Wherever a line holds the string "万岁万岁万万岁", copy that line.

__Entries provided__
##########

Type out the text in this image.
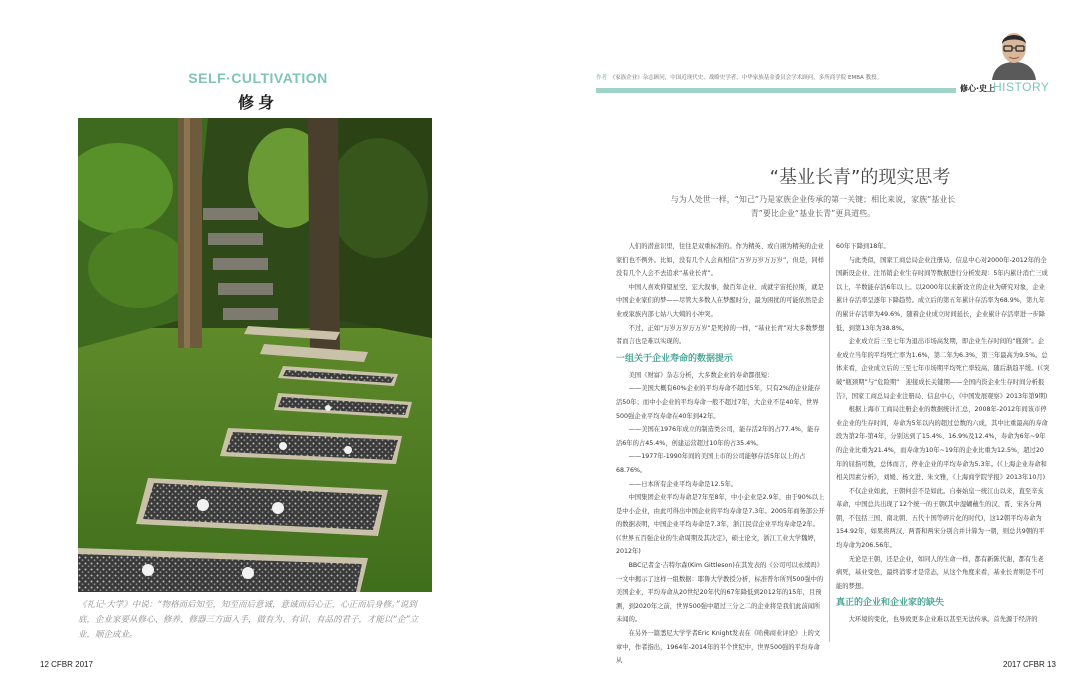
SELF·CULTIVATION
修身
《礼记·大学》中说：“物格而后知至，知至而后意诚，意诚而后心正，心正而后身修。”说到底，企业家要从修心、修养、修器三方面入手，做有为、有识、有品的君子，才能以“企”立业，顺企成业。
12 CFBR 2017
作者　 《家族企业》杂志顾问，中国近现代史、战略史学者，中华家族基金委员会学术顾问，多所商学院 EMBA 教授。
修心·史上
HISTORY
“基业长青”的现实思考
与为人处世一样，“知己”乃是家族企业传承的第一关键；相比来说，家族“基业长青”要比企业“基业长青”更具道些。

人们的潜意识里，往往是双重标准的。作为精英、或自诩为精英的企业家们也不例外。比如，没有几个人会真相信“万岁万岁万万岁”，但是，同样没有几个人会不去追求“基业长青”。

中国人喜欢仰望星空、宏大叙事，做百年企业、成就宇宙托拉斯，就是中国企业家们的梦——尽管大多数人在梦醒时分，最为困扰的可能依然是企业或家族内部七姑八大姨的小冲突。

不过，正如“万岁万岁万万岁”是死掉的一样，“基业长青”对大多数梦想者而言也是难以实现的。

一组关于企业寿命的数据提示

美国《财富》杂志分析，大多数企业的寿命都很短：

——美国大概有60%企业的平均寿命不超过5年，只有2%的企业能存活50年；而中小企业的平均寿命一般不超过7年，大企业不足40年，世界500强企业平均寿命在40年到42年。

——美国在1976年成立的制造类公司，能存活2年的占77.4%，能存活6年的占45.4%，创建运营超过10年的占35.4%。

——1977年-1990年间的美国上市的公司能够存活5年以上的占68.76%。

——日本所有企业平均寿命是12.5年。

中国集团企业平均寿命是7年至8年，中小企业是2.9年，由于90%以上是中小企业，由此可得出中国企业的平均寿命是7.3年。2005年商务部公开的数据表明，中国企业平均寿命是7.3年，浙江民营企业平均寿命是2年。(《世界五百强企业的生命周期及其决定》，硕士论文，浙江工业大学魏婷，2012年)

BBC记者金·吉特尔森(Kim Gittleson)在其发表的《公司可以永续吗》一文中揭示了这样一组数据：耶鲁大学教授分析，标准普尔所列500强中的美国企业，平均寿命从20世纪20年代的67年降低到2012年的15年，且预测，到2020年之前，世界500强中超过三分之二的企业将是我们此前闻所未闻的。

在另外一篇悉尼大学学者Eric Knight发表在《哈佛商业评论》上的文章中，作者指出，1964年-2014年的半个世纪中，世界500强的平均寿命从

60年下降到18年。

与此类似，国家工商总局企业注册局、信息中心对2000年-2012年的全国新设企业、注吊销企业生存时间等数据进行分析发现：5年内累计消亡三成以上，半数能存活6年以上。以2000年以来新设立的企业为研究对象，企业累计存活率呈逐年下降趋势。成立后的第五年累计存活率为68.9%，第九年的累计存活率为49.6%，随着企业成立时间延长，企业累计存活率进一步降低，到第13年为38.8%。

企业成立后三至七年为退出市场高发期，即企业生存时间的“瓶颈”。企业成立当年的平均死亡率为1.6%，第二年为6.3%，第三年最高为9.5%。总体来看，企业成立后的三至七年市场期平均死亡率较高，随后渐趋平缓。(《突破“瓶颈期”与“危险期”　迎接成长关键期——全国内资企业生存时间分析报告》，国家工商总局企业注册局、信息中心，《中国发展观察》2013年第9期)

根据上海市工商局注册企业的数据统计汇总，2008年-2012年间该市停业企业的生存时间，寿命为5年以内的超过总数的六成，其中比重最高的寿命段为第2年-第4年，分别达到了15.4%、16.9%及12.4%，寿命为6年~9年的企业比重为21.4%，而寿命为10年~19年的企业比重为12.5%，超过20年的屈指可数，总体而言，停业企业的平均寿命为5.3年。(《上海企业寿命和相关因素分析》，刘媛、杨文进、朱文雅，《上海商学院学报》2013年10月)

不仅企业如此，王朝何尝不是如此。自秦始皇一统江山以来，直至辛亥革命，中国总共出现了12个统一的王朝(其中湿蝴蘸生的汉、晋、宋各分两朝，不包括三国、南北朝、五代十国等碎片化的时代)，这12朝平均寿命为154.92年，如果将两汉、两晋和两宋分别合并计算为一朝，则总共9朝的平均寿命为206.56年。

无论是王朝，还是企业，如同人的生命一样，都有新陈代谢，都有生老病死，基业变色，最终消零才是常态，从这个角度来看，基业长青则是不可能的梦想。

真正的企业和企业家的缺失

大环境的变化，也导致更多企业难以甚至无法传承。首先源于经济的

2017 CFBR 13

##########

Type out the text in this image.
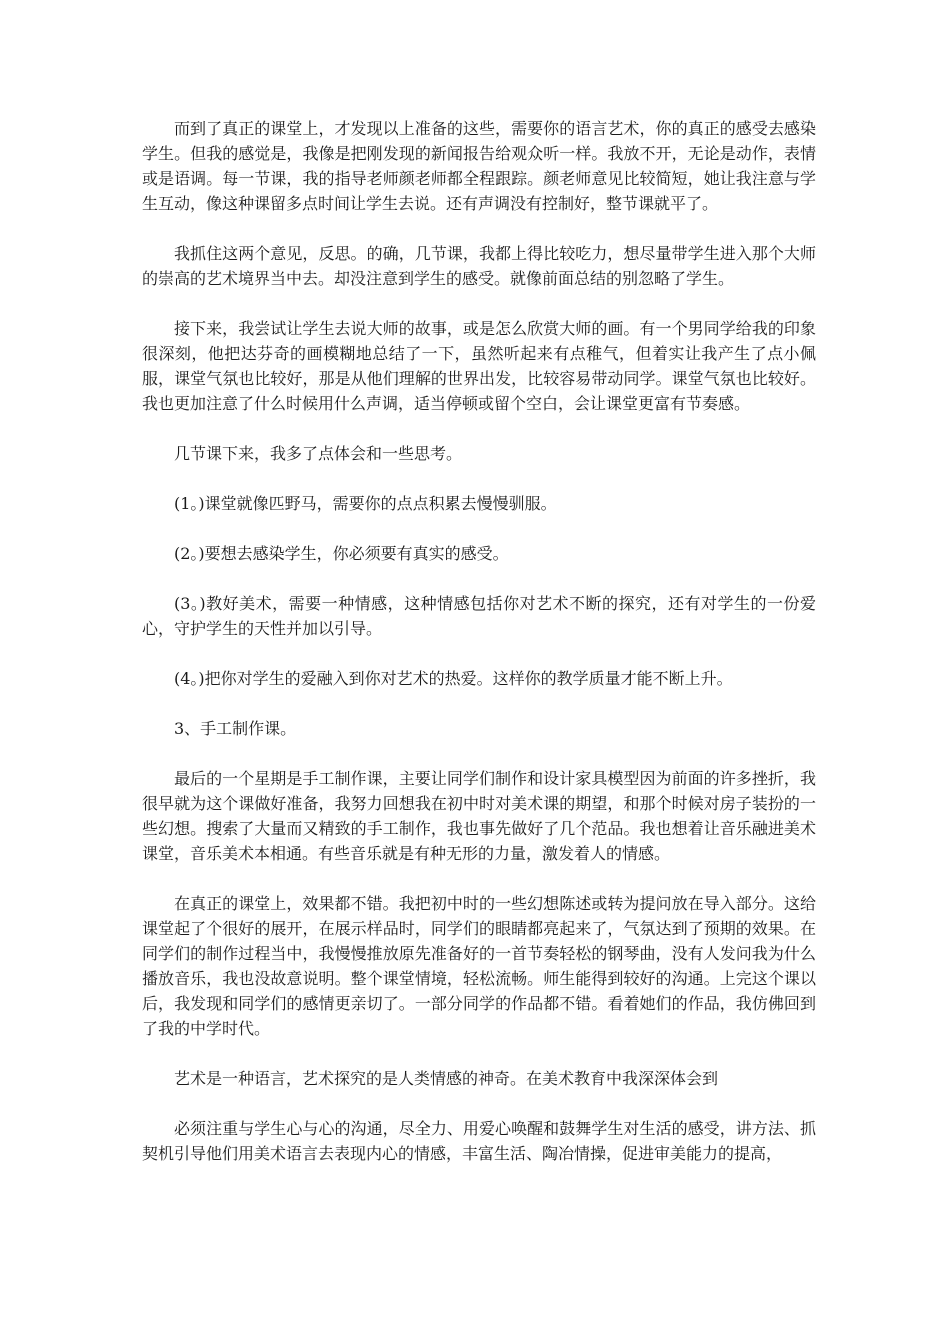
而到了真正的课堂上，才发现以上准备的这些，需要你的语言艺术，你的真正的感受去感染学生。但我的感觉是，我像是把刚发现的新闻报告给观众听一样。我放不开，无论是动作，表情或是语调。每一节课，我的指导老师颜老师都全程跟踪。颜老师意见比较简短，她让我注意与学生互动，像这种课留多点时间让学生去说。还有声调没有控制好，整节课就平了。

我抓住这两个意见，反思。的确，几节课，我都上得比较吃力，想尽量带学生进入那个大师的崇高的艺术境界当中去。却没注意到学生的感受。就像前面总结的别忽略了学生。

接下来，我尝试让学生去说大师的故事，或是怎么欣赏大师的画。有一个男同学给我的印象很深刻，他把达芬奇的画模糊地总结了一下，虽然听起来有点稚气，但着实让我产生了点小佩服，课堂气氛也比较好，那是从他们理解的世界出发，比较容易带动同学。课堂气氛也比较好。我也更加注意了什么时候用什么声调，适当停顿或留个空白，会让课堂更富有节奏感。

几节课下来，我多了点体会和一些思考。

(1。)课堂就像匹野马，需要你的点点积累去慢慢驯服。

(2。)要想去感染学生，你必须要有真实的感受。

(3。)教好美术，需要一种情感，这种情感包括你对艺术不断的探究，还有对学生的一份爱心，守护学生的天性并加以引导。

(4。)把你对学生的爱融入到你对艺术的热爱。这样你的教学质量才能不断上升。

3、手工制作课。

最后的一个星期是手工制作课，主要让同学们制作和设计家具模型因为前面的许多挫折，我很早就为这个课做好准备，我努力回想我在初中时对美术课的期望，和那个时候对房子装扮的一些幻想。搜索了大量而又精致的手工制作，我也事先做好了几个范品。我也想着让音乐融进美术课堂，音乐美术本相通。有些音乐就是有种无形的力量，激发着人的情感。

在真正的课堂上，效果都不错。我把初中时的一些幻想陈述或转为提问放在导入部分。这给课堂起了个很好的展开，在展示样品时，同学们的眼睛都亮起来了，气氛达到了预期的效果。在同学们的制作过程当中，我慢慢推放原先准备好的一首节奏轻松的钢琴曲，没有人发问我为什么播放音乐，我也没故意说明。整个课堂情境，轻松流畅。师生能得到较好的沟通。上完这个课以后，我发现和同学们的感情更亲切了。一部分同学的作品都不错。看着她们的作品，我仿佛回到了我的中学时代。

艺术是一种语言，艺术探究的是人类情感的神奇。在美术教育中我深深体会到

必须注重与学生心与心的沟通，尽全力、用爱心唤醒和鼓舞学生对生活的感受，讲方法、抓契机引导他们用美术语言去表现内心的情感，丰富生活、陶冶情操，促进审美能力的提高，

##########

__Expected answer__
人们的潜意识里，往往是双重标准的。作为精英、或自诩为精英的企业家们也不例外。比如，没有几个人会真相信“万岁万岁万万岁”，但是，同样没有几个人会不去追求“基业长青”。
不过，正如“万岁万岁万万岁”是死掉的一样，“基业长青”对大多数梦想者而言也是难以实现的。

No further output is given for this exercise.